• _Information shown_:
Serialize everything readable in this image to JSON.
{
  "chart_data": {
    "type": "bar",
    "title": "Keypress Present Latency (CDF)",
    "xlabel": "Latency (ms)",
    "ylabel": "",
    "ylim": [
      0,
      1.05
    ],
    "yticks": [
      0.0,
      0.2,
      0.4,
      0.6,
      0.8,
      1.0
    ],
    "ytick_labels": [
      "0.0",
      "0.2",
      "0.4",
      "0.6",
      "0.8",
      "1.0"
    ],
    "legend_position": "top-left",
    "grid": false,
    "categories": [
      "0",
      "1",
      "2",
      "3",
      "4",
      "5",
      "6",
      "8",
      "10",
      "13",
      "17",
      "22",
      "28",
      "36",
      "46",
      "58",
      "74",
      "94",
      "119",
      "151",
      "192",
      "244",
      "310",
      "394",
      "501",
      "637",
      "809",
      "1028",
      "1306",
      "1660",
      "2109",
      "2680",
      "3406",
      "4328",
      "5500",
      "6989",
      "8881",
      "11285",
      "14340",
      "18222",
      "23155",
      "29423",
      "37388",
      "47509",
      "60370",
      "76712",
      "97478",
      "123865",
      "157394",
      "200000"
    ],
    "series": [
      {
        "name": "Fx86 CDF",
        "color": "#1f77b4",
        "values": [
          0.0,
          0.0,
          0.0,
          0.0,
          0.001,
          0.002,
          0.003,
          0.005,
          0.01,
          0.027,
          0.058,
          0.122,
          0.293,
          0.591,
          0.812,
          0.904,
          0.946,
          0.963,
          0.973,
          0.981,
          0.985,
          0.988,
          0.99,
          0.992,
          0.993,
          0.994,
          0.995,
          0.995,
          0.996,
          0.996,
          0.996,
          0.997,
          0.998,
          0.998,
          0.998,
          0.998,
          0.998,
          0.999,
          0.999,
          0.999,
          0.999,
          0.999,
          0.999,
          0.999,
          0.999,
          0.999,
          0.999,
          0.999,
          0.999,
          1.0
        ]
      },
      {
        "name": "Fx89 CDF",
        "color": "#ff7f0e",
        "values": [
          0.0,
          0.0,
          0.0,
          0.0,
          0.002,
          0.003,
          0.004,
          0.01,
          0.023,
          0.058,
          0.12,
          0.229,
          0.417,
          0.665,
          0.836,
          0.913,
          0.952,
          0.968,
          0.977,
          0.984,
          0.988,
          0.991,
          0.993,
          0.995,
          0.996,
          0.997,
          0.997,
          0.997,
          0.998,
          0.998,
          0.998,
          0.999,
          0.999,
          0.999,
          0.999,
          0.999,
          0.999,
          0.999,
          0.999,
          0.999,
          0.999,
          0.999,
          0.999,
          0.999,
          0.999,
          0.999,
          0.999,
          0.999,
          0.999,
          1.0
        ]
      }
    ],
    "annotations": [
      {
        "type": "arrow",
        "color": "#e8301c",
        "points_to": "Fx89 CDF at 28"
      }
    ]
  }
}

• _Exercise details_: All of the data shown above must be copied exactly.

• _Answer for this exercise_:
Serialize everything readable in this image to JSON.
{
  "chart_data": {
    "type": "bar",
    "title": "Keypress Present Latency (CDF)",
    "xlabel": "Latency (ms)",
    "ylabel": "",
    "ylim": [
      0,
      1.05
    ],
    "yticks": [
      0.0,
      0.2,
      0.4,
      0.6,
      0.8,
      1.0
    ],
    "ytick_labels": [
      "0.0",
      "0.2",
      "0.4",
      "0.6",
      "0.8",
      "1.0"
    ],
    "legend_position": "top-left",
    "grid": false,
    "categories": [
      "0",
      "1",
      "2",
      "3",
      "4",
      "5",
      "6",
      "8",
      "10",
      "13",
      "17",
      "22",
      "28",
      "36",
      "46",
      "58",
      "74",
      "94",
      "119",
      "151",
      "192",
      "244",
      "310",
      "394",
      "501",
      "637",
      "809",
      "1028",
      "1306",
      "1660",
      "2109",
      "2680",
      "3406",
      "4328",
      "5500",
      "6989",
      "8881",
      "11285",
      "14340",
      "18222",
      "23155",
      "29423",
      "37388",
      "47509",
      "60370",
      "76712",
      "97478",
      "123865",
      "157394",
      "200000"
    ],
    "series": [
      {
        "name": "Fx86 CDF",
        "color": "#1f77b4",
        "values": [
          0.0,
          0.0,
          0.0,
          0.0,
          0.001,
          0.002,
          0.003,
          0.005,
          0.01,
          0.027,
          0.058,
          0.122,
          0.293,
          0.591,
          0.812,
          0.904,
          0.946,
          0.963,
          0.973,
          0.981,
          0.985,
          0.988,
          0.99,
          0.992,
          0.993,
          0.994,
          0.995,
          0.995,
          0.996,
          0.996,
          0.996,
          0.997,
          0.998,
          0.998,
          0.998,
          0.998,
          0.998,
          0.999,
          0.999,
          0.999,
          0.999,
          0.999,
          0.999,
          0.999,
          0.999,
          0.999,
          0.999,
          0.999,
          0.999,
          1.0
        ]
      },
      {
        "name": "Fx89 CDF",
        "color": "#ff7f0e",
        "values": [
          0.0,
          0.0,
          0.0,
          0.0,
          0.002,
          0.003,
          0.004,
          0.01,
          0.023,
          0.058,
          0.12,
          0.229,
          0.417,
          0.665,
          0.836,
          0.913,
          0.952,
          0.968,
          0.977,
          0.984,
          0.988,
          0.991,
          0.993,
          0.995,
          0.996,
          0.997,
          0.997,
          0.997,
          0.998,
          0.998,
          0.998,
          0.999,
          0.999,
          0.999,
          0.999,
          0.999,
          0.999,
          0.999,
          0.999,
          0.999,
          0.999,
          0.999,
          0.999,
          0.999,
          0.999,
          0.999,
          0.999,
          0.999,
          0.999,
          1.0
        ]
      }
    ],
    "annotations": [
      {
        "type": "arrow",
        "color": "#e8301c",
        "points_to": "Fx89 CDF at 28"
      }
    ]
  }
}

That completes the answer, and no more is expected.